— start SUPPLIED DATA —
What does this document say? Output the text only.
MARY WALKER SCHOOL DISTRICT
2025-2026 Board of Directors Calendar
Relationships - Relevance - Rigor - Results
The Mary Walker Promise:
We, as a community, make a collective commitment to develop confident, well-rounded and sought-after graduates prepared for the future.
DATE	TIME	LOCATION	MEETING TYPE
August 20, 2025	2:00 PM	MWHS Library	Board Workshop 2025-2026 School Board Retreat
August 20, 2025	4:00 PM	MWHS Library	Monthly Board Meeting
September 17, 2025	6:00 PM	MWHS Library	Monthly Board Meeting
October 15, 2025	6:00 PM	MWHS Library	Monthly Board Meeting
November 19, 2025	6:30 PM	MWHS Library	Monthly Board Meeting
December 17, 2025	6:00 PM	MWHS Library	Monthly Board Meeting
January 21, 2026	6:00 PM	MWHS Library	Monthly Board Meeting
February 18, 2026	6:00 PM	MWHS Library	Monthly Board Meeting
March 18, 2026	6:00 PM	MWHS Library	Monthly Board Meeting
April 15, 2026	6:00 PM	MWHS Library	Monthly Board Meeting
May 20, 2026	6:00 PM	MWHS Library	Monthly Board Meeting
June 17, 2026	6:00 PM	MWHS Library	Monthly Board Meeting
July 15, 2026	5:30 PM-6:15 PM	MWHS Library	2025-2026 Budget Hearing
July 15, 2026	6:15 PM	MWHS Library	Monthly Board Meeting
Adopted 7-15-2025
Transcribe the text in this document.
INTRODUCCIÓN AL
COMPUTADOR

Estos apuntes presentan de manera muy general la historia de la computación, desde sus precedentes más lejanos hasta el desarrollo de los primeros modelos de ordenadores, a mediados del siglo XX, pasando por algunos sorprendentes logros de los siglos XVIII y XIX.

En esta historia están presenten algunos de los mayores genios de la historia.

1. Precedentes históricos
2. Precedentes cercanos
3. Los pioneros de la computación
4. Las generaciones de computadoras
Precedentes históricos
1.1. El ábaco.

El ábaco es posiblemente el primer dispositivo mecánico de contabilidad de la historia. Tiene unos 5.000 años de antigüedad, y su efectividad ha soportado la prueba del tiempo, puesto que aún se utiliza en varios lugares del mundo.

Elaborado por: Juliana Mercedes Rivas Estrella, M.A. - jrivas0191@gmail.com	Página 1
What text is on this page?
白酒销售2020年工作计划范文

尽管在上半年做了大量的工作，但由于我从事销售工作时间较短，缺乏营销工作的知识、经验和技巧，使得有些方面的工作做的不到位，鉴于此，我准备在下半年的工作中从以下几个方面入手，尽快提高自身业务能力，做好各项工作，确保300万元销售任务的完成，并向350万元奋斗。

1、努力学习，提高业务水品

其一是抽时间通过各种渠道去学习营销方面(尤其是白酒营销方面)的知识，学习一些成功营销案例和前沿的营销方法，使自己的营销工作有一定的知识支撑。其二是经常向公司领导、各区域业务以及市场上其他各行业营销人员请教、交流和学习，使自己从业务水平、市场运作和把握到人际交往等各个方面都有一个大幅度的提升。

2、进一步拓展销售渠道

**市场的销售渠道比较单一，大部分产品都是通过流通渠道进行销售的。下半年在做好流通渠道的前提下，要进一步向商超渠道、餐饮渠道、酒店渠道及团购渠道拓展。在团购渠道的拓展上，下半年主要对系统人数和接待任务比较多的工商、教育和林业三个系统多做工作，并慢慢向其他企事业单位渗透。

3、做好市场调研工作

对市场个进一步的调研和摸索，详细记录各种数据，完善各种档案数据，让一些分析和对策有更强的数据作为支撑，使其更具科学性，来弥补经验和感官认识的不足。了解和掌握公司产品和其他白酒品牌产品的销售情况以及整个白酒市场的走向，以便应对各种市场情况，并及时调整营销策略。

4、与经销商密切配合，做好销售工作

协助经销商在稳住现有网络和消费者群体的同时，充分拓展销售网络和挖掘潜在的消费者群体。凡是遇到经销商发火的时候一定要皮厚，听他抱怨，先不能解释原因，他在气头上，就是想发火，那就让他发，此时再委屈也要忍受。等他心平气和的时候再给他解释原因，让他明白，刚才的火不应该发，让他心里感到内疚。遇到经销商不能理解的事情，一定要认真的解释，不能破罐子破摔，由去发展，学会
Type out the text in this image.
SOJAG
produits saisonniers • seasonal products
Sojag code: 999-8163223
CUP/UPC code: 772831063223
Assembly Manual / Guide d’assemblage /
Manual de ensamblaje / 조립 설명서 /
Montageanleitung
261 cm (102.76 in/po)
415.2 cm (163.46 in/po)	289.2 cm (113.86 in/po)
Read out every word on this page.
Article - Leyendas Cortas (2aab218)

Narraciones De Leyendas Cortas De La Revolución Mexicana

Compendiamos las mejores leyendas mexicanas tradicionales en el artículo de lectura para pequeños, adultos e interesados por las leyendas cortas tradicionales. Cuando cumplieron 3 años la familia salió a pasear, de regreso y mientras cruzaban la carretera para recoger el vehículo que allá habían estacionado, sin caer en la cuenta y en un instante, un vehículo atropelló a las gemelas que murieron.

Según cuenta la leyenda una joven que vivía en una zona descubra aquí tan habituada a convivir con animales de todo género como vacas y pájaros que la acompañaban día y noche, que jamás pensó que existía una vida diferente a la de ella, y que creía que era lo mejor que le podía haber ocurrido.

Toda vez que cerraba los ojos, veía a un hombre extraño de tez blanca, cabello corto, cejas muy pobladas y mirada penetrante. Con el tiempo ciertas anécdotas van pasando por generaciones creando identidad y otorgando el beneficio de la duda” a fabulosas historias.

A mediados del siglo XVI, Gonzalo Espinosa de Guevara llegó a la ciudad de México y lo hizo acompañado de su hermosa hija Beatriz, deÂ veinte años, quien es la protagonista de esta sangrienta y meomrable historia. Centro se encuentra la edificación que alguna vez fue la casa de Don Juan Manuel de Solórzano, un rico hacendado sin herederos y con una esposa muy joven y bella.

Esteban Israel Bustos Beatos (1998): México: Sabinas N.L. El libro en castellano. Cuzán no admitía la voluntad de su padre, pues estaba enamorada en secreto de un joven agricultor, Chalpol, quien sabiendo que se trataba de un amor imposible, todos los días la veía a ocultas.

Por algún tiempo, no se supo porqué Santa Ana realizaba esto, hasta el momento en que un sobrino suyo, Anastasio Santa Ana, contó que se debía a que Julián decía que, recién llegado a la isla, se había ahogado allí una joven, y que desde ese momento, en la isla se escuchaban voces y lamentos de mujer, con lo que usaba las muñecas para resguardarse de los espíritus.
— end SUPPLIED DATA —
● REQUIRED TASK
The records above are to be repeated exactly, in their entirety.

● EXPECTED ANSWER
What does this document say? Output the text only.
MARY WALKER SCHOOL DISTRICT
2025-2026 Board of Directors Calendar
Relationships - Relevance - Rigor - Results
The Mary Walker Promise:
We, as a community, make a collective commitment to develop confident, well-rounded and sought-after graduates prepared for the future.
DATE	TIME	LOCATION	MEETING TYPE
August 20, 2025	2:00 PM	MWHS Library	Board Workshop 2025-2026 School Board Retreat
August 20, 2025	4:00 PM	MWHS Library	Monthly Board Meeting
September 17, 2025	6:00 PM	MWHS Library	Monthly Board Meeting
October 15, 2025	6:00 PM	MWHS Library	Monthly Board Meeting
November 19, 2025	6:30 PM	MWHS Library	Monthly Board Meeting
December 17, 2025	6:00 PM	MWHS Library	Monthly Board Meeting
January 21, 2026	6:00 PM	MWHS Library	Monthly Board Meeting
February 18, 2026	6:00 PM	MWHS Library	Monthly Board Meeting
March 18, 2026	6:00 PM	MWHS Library	Monthly Board Meeting
April 15, 2026	6:00 PM	MWHS Library	Monthly Board Meeting
May 20, 2026	6:00 PM	MWHS Library	Monthly Board Meeting
June 17, 2026	6:00 PM	MWHS Library	Monthly Board Meeting
July 15, 2026	5:30 PM-6:15 PM	MWHS Library	2025-2026 Budget Hearing
July 15, 2026	6:15 PM	MWHS Library	Monthly Board Meeting
Adopted 7-15-2025
Transcribe the text in this document.
INTRODUCCIÓN AL
COMPUTADOR

Estos apuntes presentan de manera muy general la historia de la computación, desde sus precedentes más lejanos hasta el desarrollo de los primeros modelos de ordenadores, a mediados del siglo XX, pasando por algunos sorprendentes logros de los siglos XVIII y XIX.

En esta historia están presenten algunos de los mayores genios de la historia.

1. Precedentes históricos
2. Precedentes cercanos
3. Los pioneros de la computación
4. Las generaciones de computadoras
Precedentes históricos
1.1. El ábaco.

El ábaco es posiblemente el primer dispositivo mecánico de contabilidad de la historia. Tiene unos 5.000 años de antigüedad, y su efectividad ha soportado la prueba del tiempo, puesto que aún se utiliza en varios lugares del mundo.

Elaborado por: Juliana Mercedes Rivas Estrella, M.A. - jrivas0191@gmail.com	Página 1
What text is on this page?
白酒销售2020年工作计划范文

尽管在上半年做了大量的工作，但由于我从事销售工作时间较短，缺乏营销工作的知识、经验和技巧，使得有些方面的工作做的不到位，鉴于此，我准备在下半年的工作中从以下几个方面入手，尽快提高自身业务能力，做好各项工作，确保300万元销售任务的完成，并向350万元奋斗。

1、努力学习，提高业务水品

其一是抽时间通过各种渠道去学习营销方面(尤其是白酒营销方面)的知识，学习一些成功营销案例和前沿的营销方法，使自己的营销工作有一定的知识支撑。其二是经常向公司领导、各区域业务以及市场上其他各行业营销人员请教、交流和学习，使自己从业务水平、市场运作和把握到人际交往等各个方面都有一个大幅度的提升。

2、进一步拓展销售渠道

**市场的销售渠道比较单一，大部分产品都是通过流通渠道进行销售的。下半年在做好流通渠道的前提下，要进一步向商超渠道、餐饮渠道、酒店渠道及团购渠道拓展。在团购渠道的拓展上，下半年主要对系统人数和接待任务比较多的工商、教育和林业三个系统多做工作，并慢慢向其他企事业单位渗透。

3、做好市场调研工作

对市场个进一步的调研和摸索，详细记录各种数据，完善各种档案数据，让一些分析和对策有更强的数据作为支撑，使其更具科学性，来弥补经验和感官认识的不足。了解和掌握公司产品和其他白酒品牌产品的销售情况以及整个白酒市场的走向，以便应对各种市场情况，并及时调整营销策略。

4、与经销商密切配合，做好销售工作

协助经销商在稳住现有网络和消费者群体的同时，充分拓展销售网络和挖掘潜在的消费者群体。凡是遇到经销商发火的时候一定要皮厚，听他抱怨，先不能解释原因，他在气头上，就是想发火，那就让他发，此时再委屈也要忍受。等他心平气和的时候再给他解释原因，让他明白，刚才的火不应该发，让他心里感到内疚。遇到经销商不能理解的事情，一定要认真的解释，不能破罐子破摔，由去发展，学会
Type out the text in this image.
SOJAG
produits saisonniers • seasonal products
Sojag code: 999-8163223
CUP/UPC code: 772831063223
Assembly Manual / Guide d’assemblage /
Manual de ensamblaje / 조립 설명서 /
Montageanleitung
261 cm (102.76 in/po)
415.2 cm (163.46 in/po)	289.2 cm (113.86 in/po)
Read out every word on this page.
Article - Leyendas Cortas (2aab218)

Narraciones De Leyendas Cortas De La Revolución Mexicana

Compendiamos las mejores leyendas mexicanas tradicionales en el artículo de lectura para pequeños, adultos e interesados por las leyendas cortas tradicionales. Cuando cumplieron 3 años la familia salió a pasear, de regreso y mientras cruzaban la carretera para recoger el vehículo que allá habían estacionado, sin caer en la cuenta y en un instante, un vehículo atropelló a las gemelas que murieron.

Según cuenta la leyenda una joven que vivía en una zona descubra aquí tan habituada a convivir con animales de todo género como vacas y pájaros que la acompañaban día y noche, que jamás pensó que existía una vida diferente a la de ella, y que creía que era lo mejor que le podía haber ocurrido.

Toda vez que cerraba los ojos, veía a un hombre extraño de tez blanca, cabello corto, cejas muy pobladas y mirada penetrante. Con el tiempo ciertas anécdotas van pasando por generaciones creando identidad y otorgando el beneficio de la duda” a fabulosas historias.

A mediados del siglo XVI, Gonzalo Espinosa de Guevara llegó a la ciudad de México y lo hizo acompañado de su hermosa hija Beatriz, deÂ veinte años, quien es la protagonista de esta sangrienta y meomrable historia. Centro se encuentra la edificación que alguna vez fue la casa de Don Juan Manuel de Solórzano, un rico hacendado sin herederos y con una esposa muy joven y bella.

Esteban Israel Bustos Beatos (1998): México: Sabinas N.L. El libro en castellano. Cuzán no admitía la voluntad de su padre, pues estaba enamorada en secreto de un joven agricultor, Chalpol, quien sabiendo que se trataba de un amor imposible, todos los días la veía a ocultas.

Por algún tiempo, no se supo porqué Santa Ana realizaba esto, hasta el momento en que un sobrino suyo, Anastasio Santa Ana, contó que se debía a que Julián decía que, recién llegado a la isla, se había ahogado allí una joven, y que desde ese momento, en la isla se escuchaban voces y lamentos de mujer, con lo que usaba las muñecas para resguardarse de los espíritus.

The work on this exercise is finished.